═════ Dataset ═════
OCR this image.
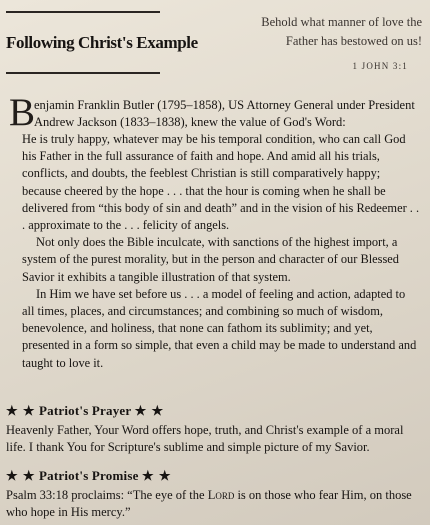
Following Christ's Example
Behold what manner of love the
Father has bestowed on us!
1 JOHN 3:1

B
enjamin Franklin Butler (1795–1858), US Attorney General under President
Andrew Jackson (1833–1838), knew the value of God's Word:

He is truly happy, whatever may be his temporal condition, who can call God his Father in the full assurance of faith and hope. And amid all his trials, conflicts, and doubts, the feeblest Christian is still comparatively happy; because cheered by the hope . . . that the hour is coming when he shall be delivered from “this body of sin and death” and in the vision of his Redeemer . . . approximate to the . . . felicity of angels.

Not only does the Bible inculcate, with sanctions of the highest import, a system of the purest morality, but in the person and character of our Blessed Savior it exhibits a tangible illustration of that system.

In Him we have set before us . . . a model of feeling and action, adapted to all times, places, and circumstances; and combining so much of wisdom, benevolence, and holiness, that none can fathom its sublimity; and yet, presented in a form so simple, that even a child may be made to understand and taught to love it.

★ ★ Patriot's Prayer ★ ★

Heavenly Father, Your Word offers hope, truth, and Christ's example of a moral life. I thank You for Scripture's sublime and simple picture of my Savior.

★ ★ Patriot's Promise ★ ★

Psalm 33:18 proclaims: “The eye of the Lord is on those who fear Him, on those who hope in His mercy.”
═════
▸ Goal of the exercise
Without including the pictures, reproduce all entries exactly.

▸ Finished answer
OCR this image.
Following Christ's Example
Behold what manner of love the
Father has bestowed on us!
1 JOHN 3:1

B
enjamin Franklin Butler (1795–1858), US Attorney General under President
Andrew Jackson (1833–1838), knew the value of God's Word:

He is truly happy, whatever may be his temporal condition, who can call God his Father in the full assurance of faith and hope. And amid all his trials, conflicts, and doubts, the feeblest Christian is still comparatively happy; because cheered by the hope . . . that the hour is coming when he shall be delivered from “this body of sin and death” and in the vision of his Redeemer . . . approximate to the . . . felicity of angels.

Not only does the Bible inculcate, with sanctions of the highest import, a system of the purest morality, but in the person and character of our Blessed Savior it exhibits a tangible illustration of that system.

In Him we have set before us . . . a model of feeling and action, adapted to all times, places, and circumstances; and combining so much of wisdom, benevolence, and holiness, that none can fathom its sublimity; and yet, presented in a form so simple, that even a child may be made to understand and taught to love it.

★ ★ Patriot's Prayer ★ ★

Heavenly Father, Your Word offers hope, truth, and Christ's example of a moral life. I thank You for Scripture's sublime and simple picture of my Savior.

★ ★ Patriot's Promise ★ ★

Psalm 33:18 proclaims: “The eye of the Lord is on those who fear Him, on those who hope in His mercy.”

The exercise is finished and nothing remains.